* GIVEN EXERCISE *
Select the lines that contain "feet" and copy each of them.

* EXCERPTED RECORDS *
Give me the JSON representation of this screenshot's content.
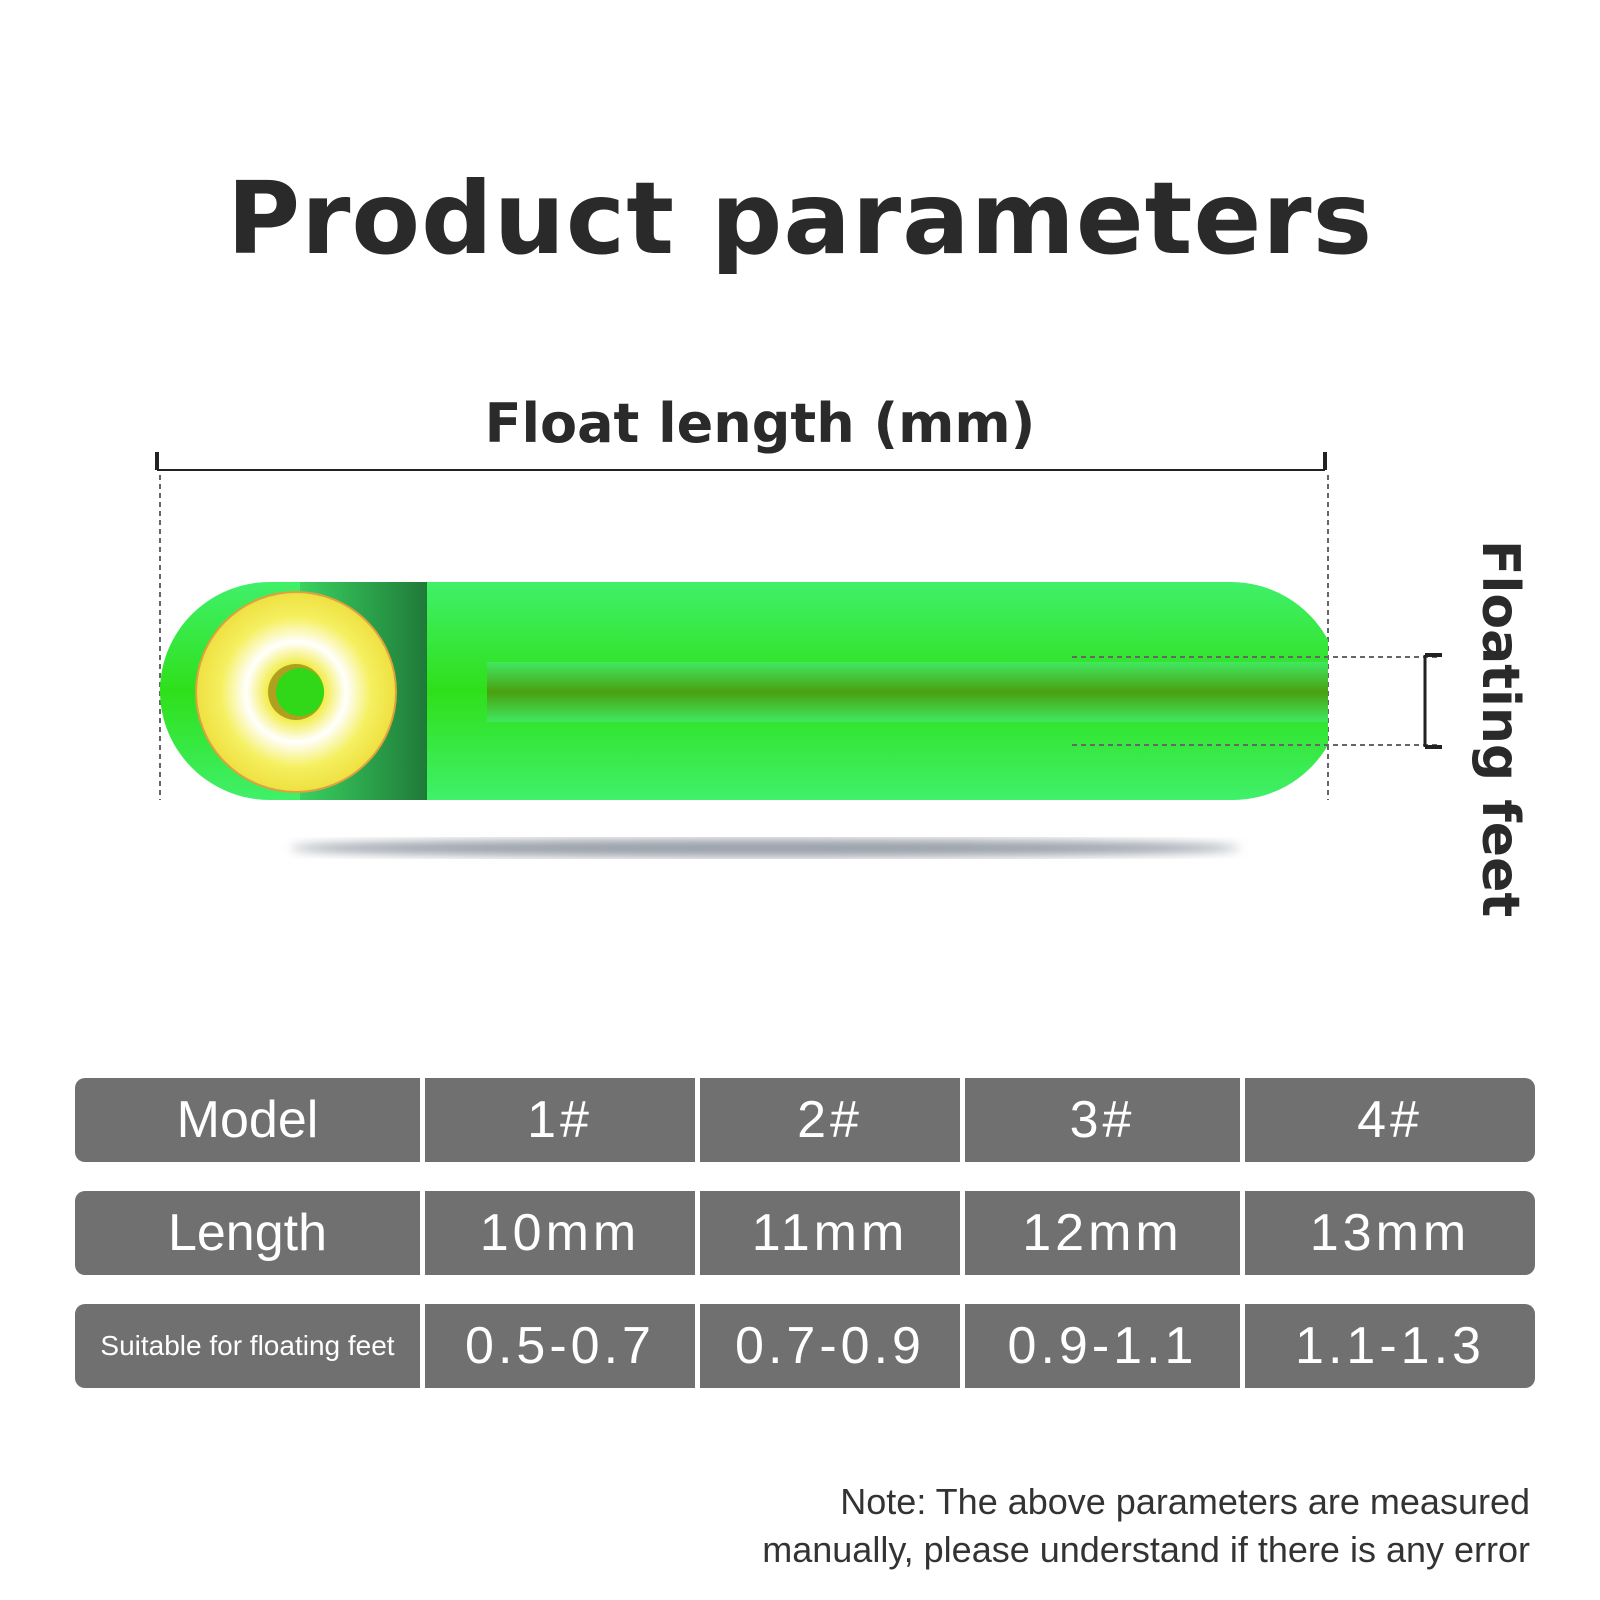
{
  "title": "Product parameters",
  "diagram": {
    "float_length_label": "Float length (mm)",
    "floating_feet_label": "Floating feet",
    "colors": {
      "body": "#3ff06a",
      "ring": "#f2ee4a",
      "shadow": "#9aa0aa"
    }
  },
  "table": {
    "rows": [
      {
        "header": "Model",
        "values": [
          "1#",
          "2#",
          "3#",
          "4#"
        ]
      },
      {
        "header": "Length",
        "values": [
          "10mm",
          "11mm",
          "12mm",
          "13mm"
        ]
      },
      {
        "header": "Suitable for floating feet",
        "values": [
          "0.5-0.7",
          "0.7-0.9",
          "0.9-1.1",
          "1.1-1.3"
        ]
      }
    ]
  },
  "note": {
    "line1": "Note: The above parameters are measured",
    "line2": "manually, please understand if there is any error"
  }
}
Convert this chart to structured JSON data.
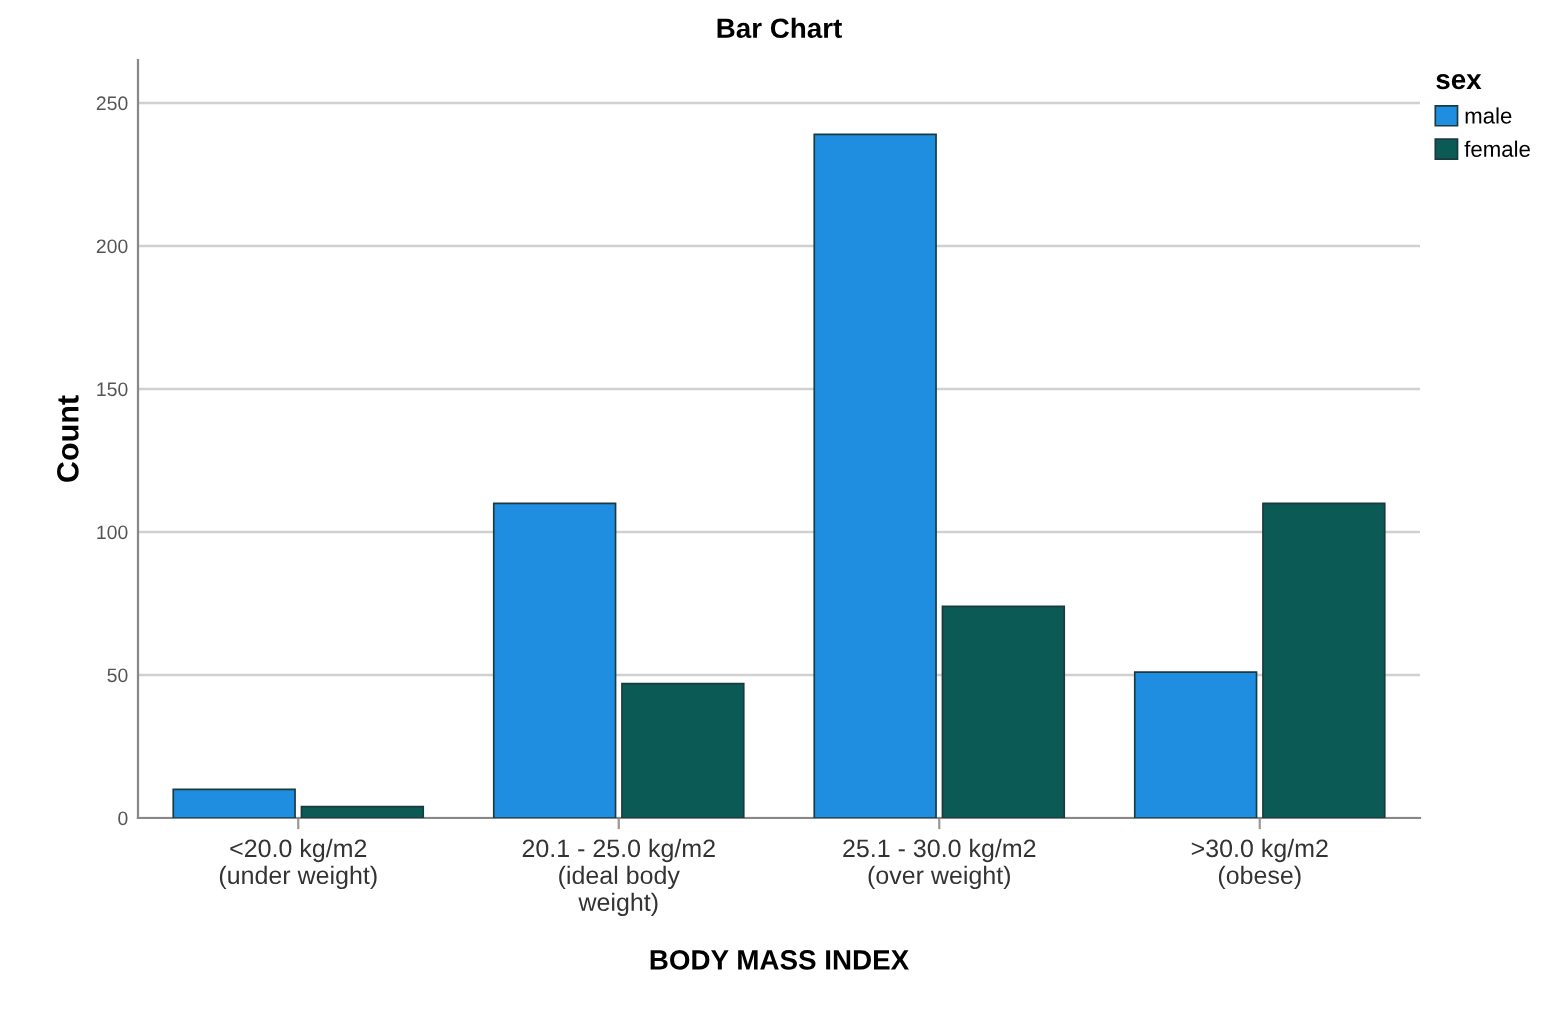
{
  "chart_data": {
    "type": "bar",
    "title": "Bar Chart",
    "xlabel": "BODY MASS INDEX",
    "ylabel": "Count",
    "legend_title": "sex",
    "categories": [
      "<20.0 kg/m2\n(under weight)",
      "20.1 - 25.0 kg/m2\n(ideal body\nweight)",
      "25.1 - 30.0 kg/m2\n(over weight)",
      ">30.0 kg/m2\n(obese)"
    ],
    "series": [
      {
        "name": "male",
        "color": "#1f8ee0",
        "values": [
          10,
          110,
          239,
          51
        ]
      },
      {
        "name": "female",
        "color": "#0b5a55",
        "values": [
          4,
          47,
          74,
          110
        ]
      }
    ],
    "ylim": [
      0,
      265
    ],
    "yticks": [
      0,
      50,
      100,
      150,
      200,
      250
    ],
    "grid": "y",
    "legend": "top right"
  }
}
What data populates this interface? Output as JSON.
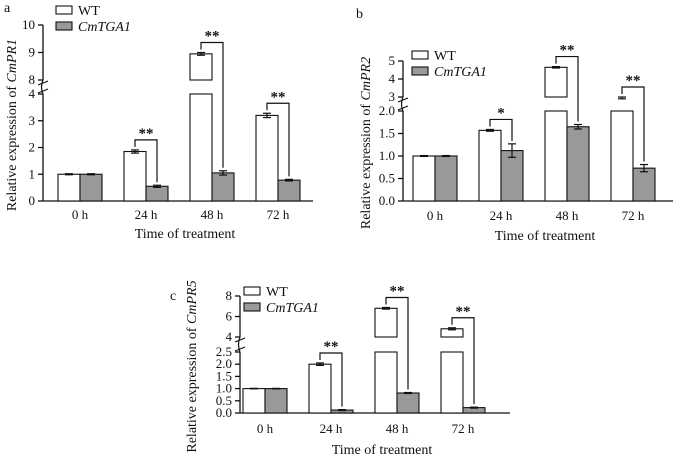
{
  "legend": {
    "wt": "WT",
    "tg": "CmTGA1"
  },
  "chart_data": [
    {
      "panel": "a",
      "type": "bar",
      "ylabel_prefix": "Relative expression of ",
      "ylabel_gene": "CmPR1",
      "xlabel": "Time of treatment",
      "categories": [
        "0 h",
        "24 h",
        "48 h",
        "72 h"
      ],
      "series": [
        {
          "name": "WT",
          "values": [
            1.0,
            1.85,
            8.95,
            3.2
          ],
          "errors": [
            0.02,
            0.06,
            0.05,
            0.08
          ]
        },
        {
          "name": "CmTGA1",
          "values": [
            1.0,
            0.55,
            1.05,
            0.78
          ],
          "errors": [
            0.02,
            0.04,
            0.08,
            0.03
          ]
        }
      ],
      "axis_break": {
        "lower": [
          0,
          4
        ],
        "upper": [
          8,
          10
        ]
      },
      "yticks_lower": [
        0,
        1,
        2,
        3,
        4
      ],
      "yticks_upper": [
        8,
        9,
        10
      ],
      "significance": [
        "",
        "**",
        "**",
        "**"
      ]
    },
    {
      "panel": "b",
      "type": "bar",
      "ylabel_prefix": "Relative expression of ",
      "ylabel_gene": "CmPR2",
      "xlabel": "Time of treatment",
      "categories": [
        "0 h",
        "24 h",
        "48 h",
        "72 h"
      ],
      "series": [
        {
          "name": "WT",
          "values": [
            1.0,
            1.57,
            4.65,
            2.95
          ],
          "errors": [
            0.01,
            0.02,
            0.04,
            0.05
          ]
        },
        {
          "name": "CmTGA1",
          "values": [
            1.0,
            1.12,
            1.65,
            0.73
          ],
          "errors": [
            0.01,
            0.15,
            0.05,
            0.08
          ]
        }
      ],
      "axis_break": {
        "lower": [
          0,
          2.0
        ],
        "upper": [
          3,
          5
        ]
      },
      "yticks_lower": [
        0.0,
        0.5,
        1.0,
        1.5,
        2.0
      ],
      "yticks_upper": [
        3,
        4,
        5
      ],
      "significance": [
        "",
        "*",
        "**",
        "**"
      ]
    },
    {
      "panel": "c",
      "type": "bar",
      "ylabel_prefix": "Relative expression of ",
      "ylabel_gene": "CmPR5",
      "xlabel": "Time of treatment",
      "categories": [
        "0 h",
        "24 h",
        "48 h",
        "72 h"
      ],
      "series": [
        {
          "name": "WT",
          "values": [
            1.0,
            2.0,
            6.8,
            4.8
          ],
          "errors": [
            0.01,
            0.05,
            0.08,
            0.1
          ]
        },
        {
          "name": "CmTGA1",
          "values": [
            1.0,
            0.12,
            0.82,
            0.22
          ],
          "errors": [
            0.01,
            0.02,
            0.02,
            0.02
          ]
        }
      ],
      "axis_break": {
        "lower": [
          0,
          2.5
        ],
        "upper": [
          4,
          8
        ]
      },
      "yticks_lower": [
        0.0,
        0.5,
        1.0,
        1.5,
        2.0,
        2.5
      ],
      "yticks_upper": [
        4,
        6,
        8
      ],
      "significance": [
        "",
        "**",
        "**",
        "**"
      ]
    }
  ]
}
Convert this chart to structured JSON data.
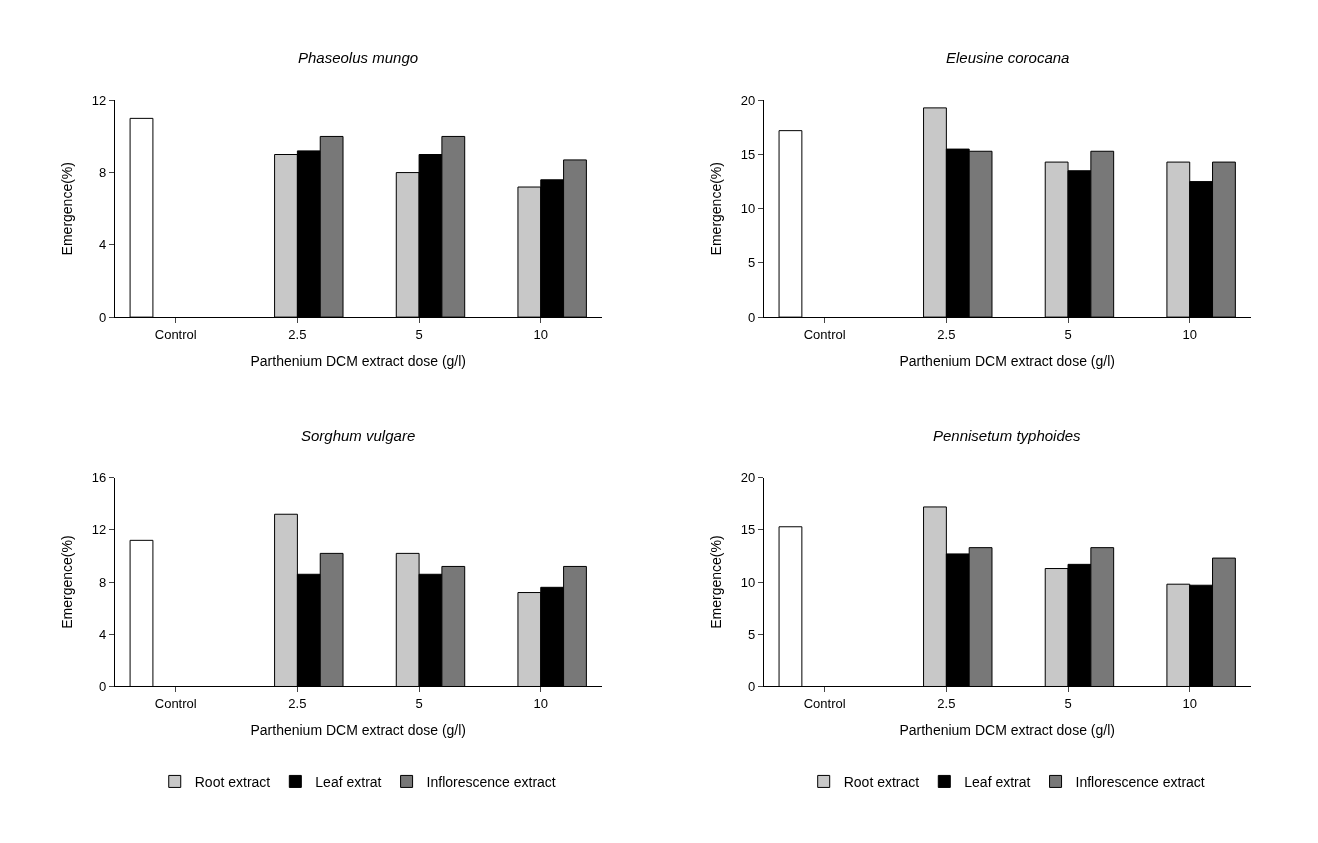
{
  "chart_data": [
    {
      "type": "bar",
      "title": "Phaseolus mungo",
      "xlabel": "Parthenium DCM extract dose (g/l)",
      "ylabel": "Emergence(%)",
      "categories": [
        "Control",
        "2.5",
        "5",
        "10"
      ],
      "ylim": [
        0,
        12
      ],
      "yticks": [
        0,
        4,
        8,
        12
      ],
      "series": [
        {
          "color": "#ffffff",
          "values": [
            11.0,
            null,
            null,
            null
          ]
        },
        {
          "color": "#c8c8c8",
          "values": [
            null,
            9.0,
            8.0,
            7.2
          ]
        },
        {
          "color": "#000000",
          "values": [
            null,
            9.2,
            9.0,
            7.6
          ]
        },
        {
          "color": "#787878",
          "values": [
            null,
            10.0,
            10.0,
            8.7
          ]
        }
      ]
    },
    {
      "type": "bar",
      "title": "Eleusine corocana",
      "xlabel": "Parthenium DCM extract dose (g/l)",
      "ylabel": "Emergence(%)",
      "categories": [
        "Control",
        "2.5",
        "5",
        "10"
      ],
      "ylim": [
        0,
        20
      ],
      "yticks": [
        0,
        5,
        10,
        15,
        20
      ],
      "series": [
        {
          "color": "#ffffff",
          "values": [
            17.2,
            null,
            null,
            null
          ]
        },
        {
          "color": "#c8c8c8",
          "values": [
            null,
            19.3,
            14.3,
            14.3
          ]
        },
        {
          "color": "#000000",
          "values": [
            null,
            15.5,
            13.5,
            12.5
          ]
        },
        {
          "color": "#787878",
          "values": [
            null,
            15.3,
            15.3,
            14.3
          ]
        }
      ]
    },
    {
      "type": "bar",
      "title": "Sorghum vulgare",
      "xlabel": "Parthenium DCM extract dose (g/l)",
      "ylabel": "Emergence(%)",
      "categories": [
        "Control",
        "2.5",
        "5",
        "10"
      ],
      "ylim": [
        0,
        16
      ],
      "yticks": [
        0,
        4,
        8,
        12,
        16
      ],
      "legend": "bottom",
      "series": [
        {
          "color": "#ffffff",
          "values": [
            11.2,
            null,
            null,
            null
          ]
        },
        {
          "name": "Root extract",
          "color": "#c8c8c8",
          "values": [
            null,
            13.2,
            10.2,
            7.2
          ]
        },
        {
          "name": "Leaf extrat",
          "color": "#000000",
          "values": [
            null,
            8.6,
            8.6,
            7.6
          ]
        },
        {
          "name": "Inflorescence extract",
          "color": "#787878",
          "values": [
            null,
            10.2,
            9.2,
            9.2
          ]
        }
      ]
    },
    {
      "type": "bar",
      "title": "Pennisetum typhoides",
      "xlabel": "Parthenium DCM extract dose (g/l)",
      "ylabel": "Emergence(%)",
      "categories": [
        "Control",
        "2.5",
        "5",
        "10"
      ],
      "ylim": [
        0,
        20
      ],
      "yticks": [
        0,
        5,
        10,
        15,
        20
      ],
      "legend": "bottom",
      "series": [
        {
          "color": "#ffffff",
          "values": [
            15.3,
            null,
            null,
            null
          ]
        },
        {
          "name": "Root extract",
          "color": "#c8c8c8",
          "values": [
            null,
            17.2,
            11.3,
            9.8
          ]
        },
        {
          "name": "Leaf extrat",
          "color": "#000000",
          "values": [
            null,
            12.7,
            11.7,
            9.7
          ]
        },
        {
          "name": "Inflorescence extract",
          "color": "#787878",
          "values": [
            null,
            13.3,
            13.3,
            12.3
          ]
        }
      ]
    }
  ]
}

* RESPONSE TO THIS EXERCISE *
    "floating_feet_label": "Floating feet",
        "header": "Suitable for floating feet",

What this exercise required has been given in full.